To be done: Pull out each line of the records holding the string "text".

Excerpted records:
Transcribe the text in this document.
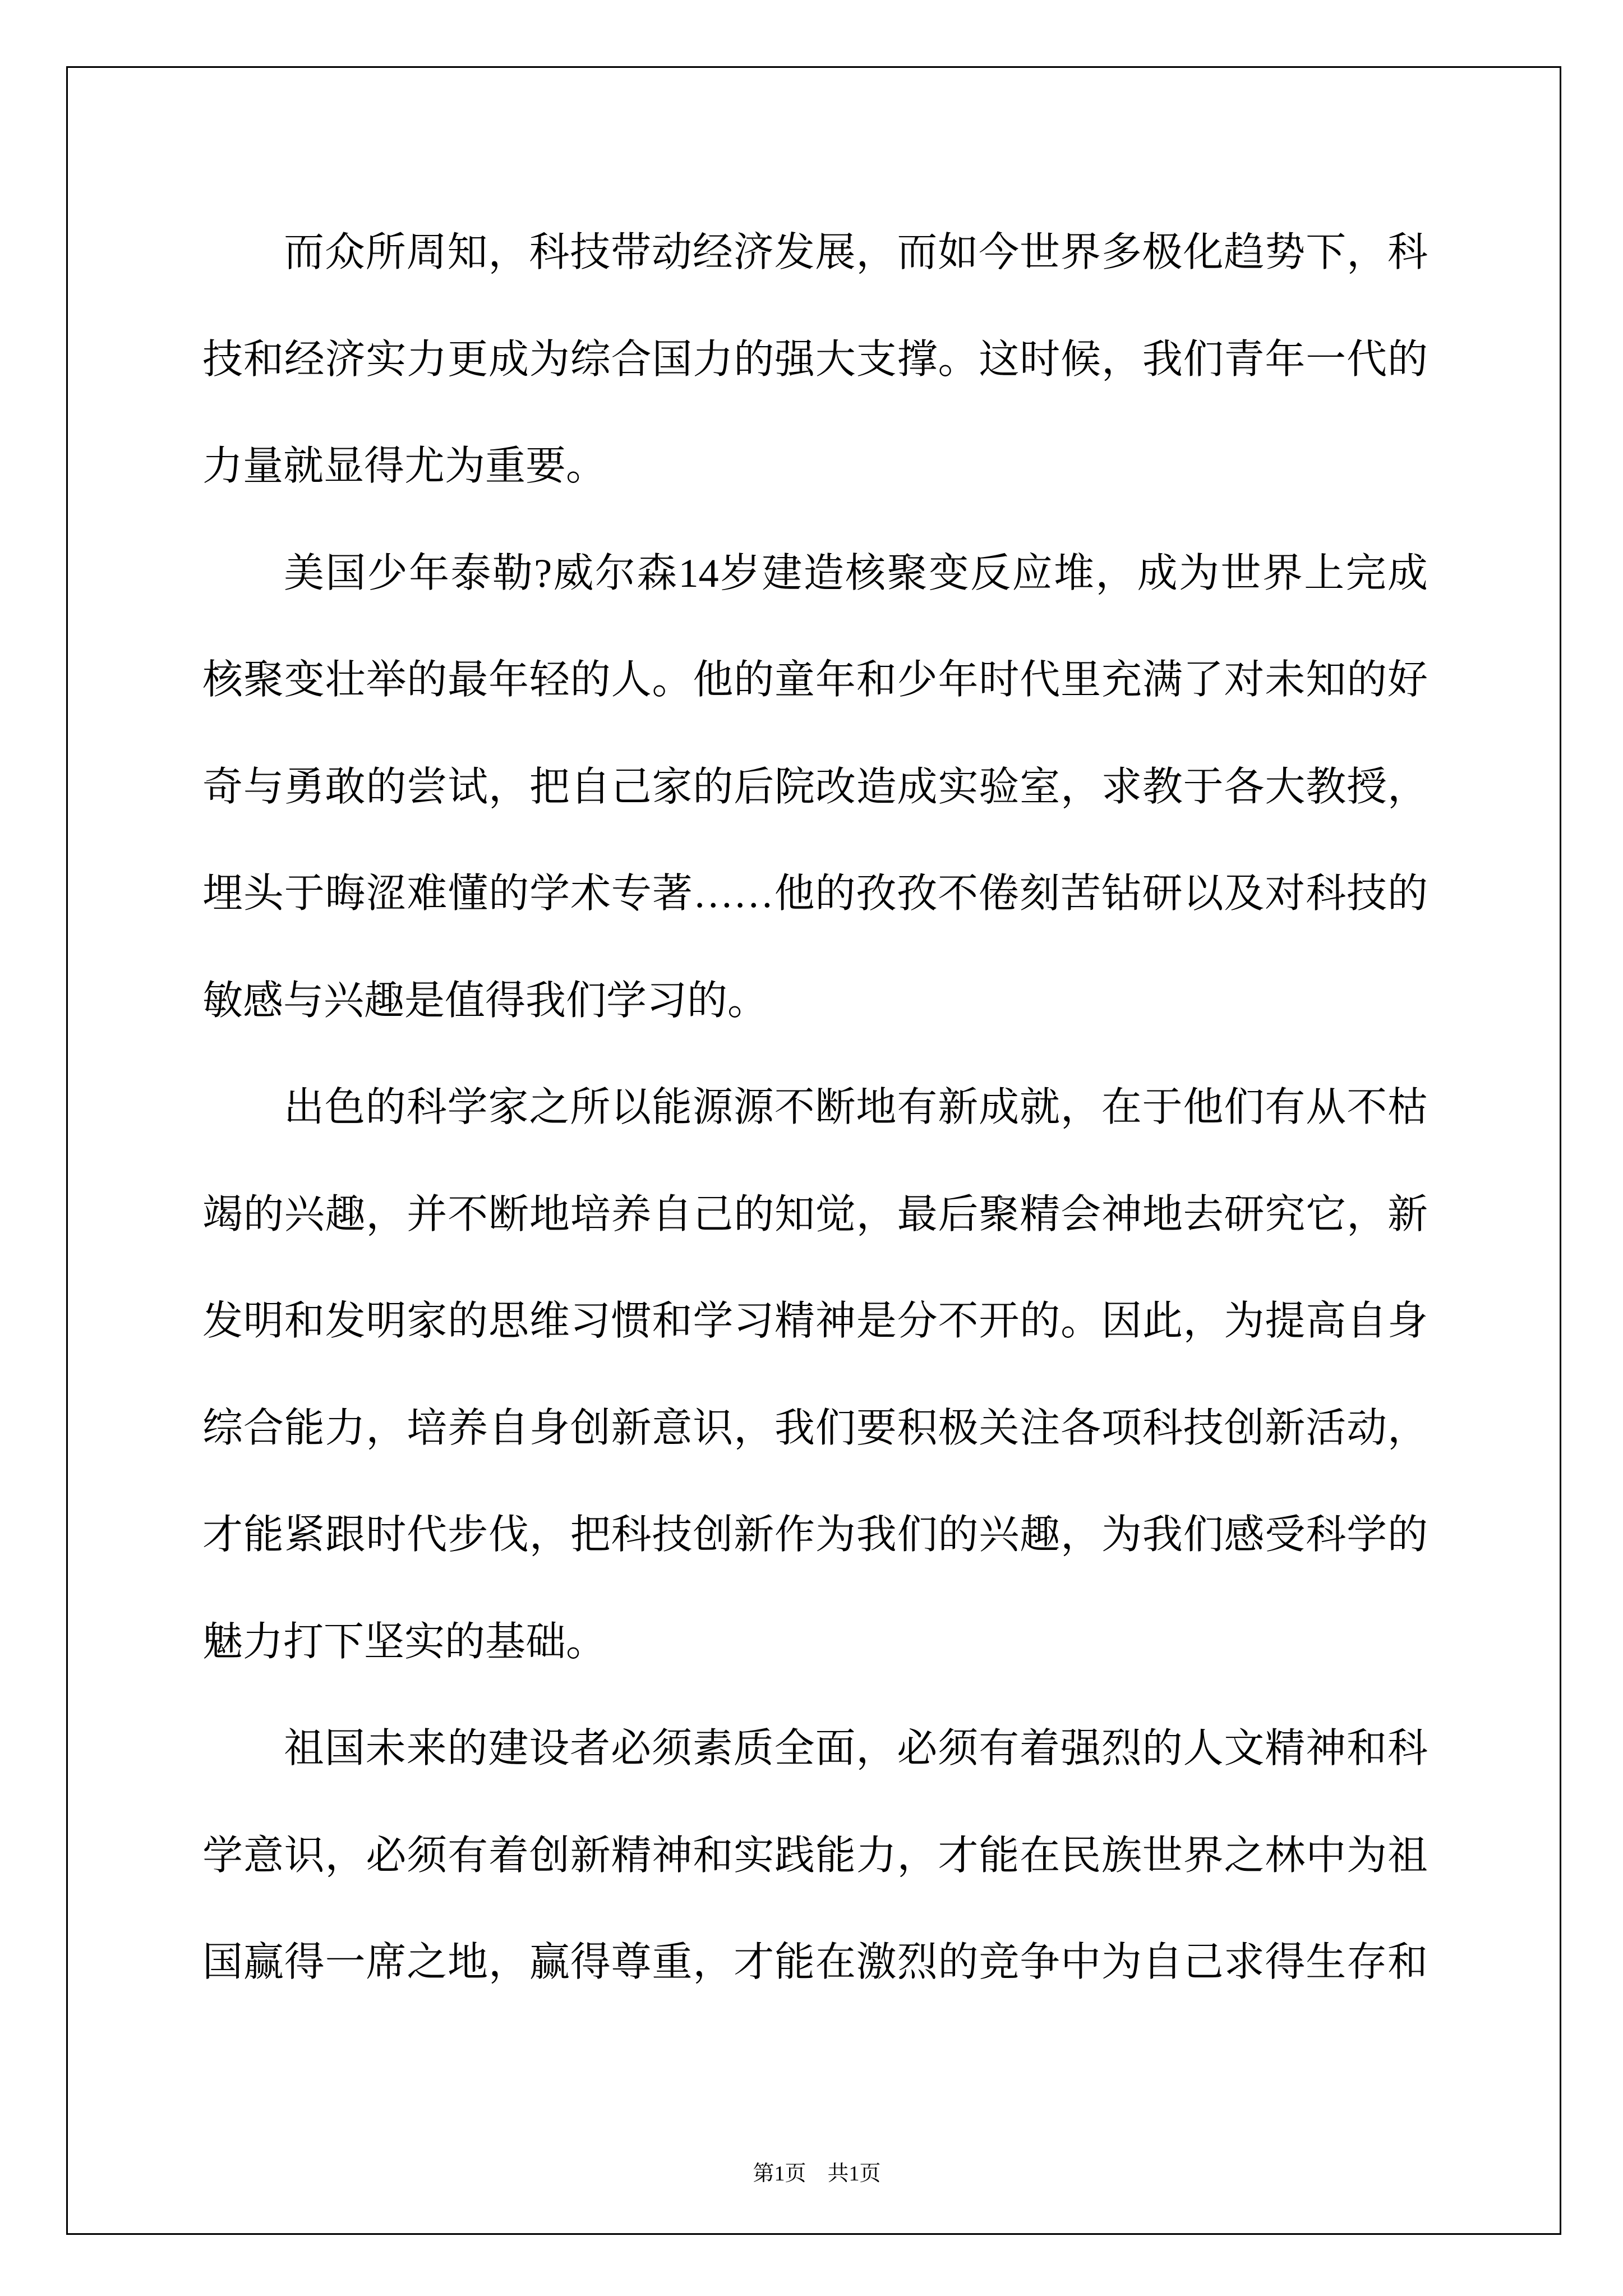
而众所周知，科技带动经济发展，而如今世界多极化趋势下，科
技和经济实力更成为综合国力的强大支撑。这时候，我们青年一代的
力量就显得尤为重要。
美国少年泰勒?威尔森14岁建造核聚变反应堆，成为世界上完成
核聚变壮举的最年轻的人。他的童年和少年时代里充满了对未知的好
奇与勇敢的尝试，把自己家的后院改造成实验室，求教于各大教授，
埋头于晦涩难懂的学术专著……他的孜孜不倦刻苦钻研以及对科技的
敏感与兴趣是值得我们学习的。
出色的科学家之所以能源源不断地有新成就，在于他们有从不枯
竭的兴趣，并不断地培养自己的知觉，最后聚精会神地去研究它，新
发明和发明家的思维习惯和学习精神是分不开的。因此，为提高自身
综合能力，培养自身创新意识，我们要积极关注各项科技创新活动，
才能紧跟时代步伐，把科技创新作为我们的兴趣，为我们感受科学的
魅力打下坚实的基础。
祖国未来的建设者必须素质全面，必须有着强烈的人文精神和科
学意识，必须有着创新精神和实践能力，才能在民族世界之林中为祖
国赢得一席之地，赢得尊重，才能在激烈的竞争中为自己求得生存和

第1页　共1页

* * *

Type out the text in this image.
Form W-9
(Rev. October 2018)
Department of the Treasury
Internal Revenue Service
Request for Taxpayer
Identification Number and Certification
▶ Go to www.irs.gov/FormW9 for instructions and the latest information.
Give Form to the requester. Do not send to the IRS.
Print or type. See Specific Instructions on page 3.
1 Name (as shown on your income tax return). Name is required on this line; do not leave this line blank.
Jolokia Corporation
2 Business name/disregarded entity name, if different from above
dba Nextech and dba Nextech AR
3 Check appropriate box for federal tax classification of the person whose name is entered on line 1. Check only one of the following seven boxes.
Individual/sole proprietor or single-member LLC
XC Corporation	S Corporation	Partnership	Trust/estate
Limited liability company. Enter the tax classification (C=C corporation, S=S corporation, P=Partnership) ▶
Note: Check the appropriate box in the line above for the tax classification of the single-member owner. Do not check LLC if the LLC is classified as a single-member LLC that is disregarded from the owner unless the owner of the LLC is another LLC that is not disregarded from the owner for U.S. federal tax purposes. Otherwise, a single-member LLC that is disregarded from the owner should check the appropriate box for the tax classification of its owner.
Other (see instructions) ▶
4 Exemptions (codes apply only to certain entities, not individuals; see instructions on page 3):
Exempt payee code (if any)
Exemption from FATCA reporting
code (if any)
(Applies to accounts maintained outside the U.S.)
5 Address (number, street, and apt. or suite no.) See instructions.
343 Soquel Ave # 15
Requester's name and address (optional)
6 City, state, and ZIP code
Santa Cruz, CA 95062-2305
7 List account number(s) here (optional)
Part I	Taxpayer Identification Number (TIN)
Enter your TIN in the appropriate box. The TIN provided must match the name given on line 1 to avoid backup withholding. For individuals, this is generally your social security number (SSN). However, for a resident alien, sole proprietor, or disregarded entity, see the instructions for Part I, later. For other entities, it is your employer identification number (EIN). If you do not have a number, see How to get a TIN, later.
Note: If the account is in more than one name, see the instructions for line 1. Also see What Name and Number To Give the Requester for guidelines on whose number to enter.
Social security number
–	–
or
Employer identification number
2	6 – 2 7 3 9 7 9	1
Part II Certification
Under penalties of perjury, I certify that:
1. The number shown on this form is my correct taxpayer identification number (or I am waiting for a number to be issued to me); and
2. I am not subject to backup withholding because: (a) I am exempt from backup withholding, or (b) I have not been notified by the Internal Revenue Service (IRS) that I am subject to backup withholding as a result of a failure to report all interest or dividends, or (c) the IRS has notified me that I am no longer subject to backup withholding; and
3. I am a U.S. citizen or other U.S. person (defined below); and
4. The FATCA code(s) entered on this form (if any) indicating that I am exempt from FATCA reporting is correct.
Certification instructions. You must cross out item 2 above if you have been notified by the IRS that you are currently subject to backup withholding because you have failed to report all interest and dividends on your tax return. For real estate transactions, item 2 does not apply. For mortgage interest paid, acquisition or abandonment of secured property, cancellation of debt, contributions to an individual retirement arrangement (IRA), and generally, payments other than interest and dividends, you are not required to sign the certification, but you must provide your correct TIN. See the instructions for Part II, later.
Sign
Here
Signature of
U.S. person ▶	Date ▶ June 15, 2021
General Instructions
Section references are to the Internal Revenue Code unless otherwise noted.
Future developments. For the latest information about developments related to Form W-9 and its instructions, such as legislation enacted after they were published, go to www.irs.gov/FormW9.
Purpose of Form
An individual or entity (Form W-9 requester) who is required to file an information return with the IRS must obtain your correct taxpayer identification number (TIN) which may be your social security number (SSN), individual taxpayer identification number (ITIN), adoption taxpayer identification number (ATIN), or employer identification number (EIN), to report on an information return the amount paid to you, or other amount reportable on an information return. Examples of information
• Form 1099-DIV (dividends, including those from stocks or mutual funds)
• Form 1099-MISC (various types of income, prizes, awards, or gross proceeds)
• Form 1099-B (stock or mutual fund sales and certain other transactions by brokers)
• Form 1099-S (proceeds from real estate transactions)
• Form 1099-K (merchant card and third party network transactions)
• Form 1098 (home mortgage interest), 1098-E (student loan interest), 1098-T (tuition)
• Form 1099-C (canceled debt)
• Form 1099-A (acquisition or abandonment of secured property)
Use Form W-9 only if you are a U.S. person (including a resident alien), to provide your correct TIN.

Written solution:
Transcribe the text in this document.
Type out the text in this image.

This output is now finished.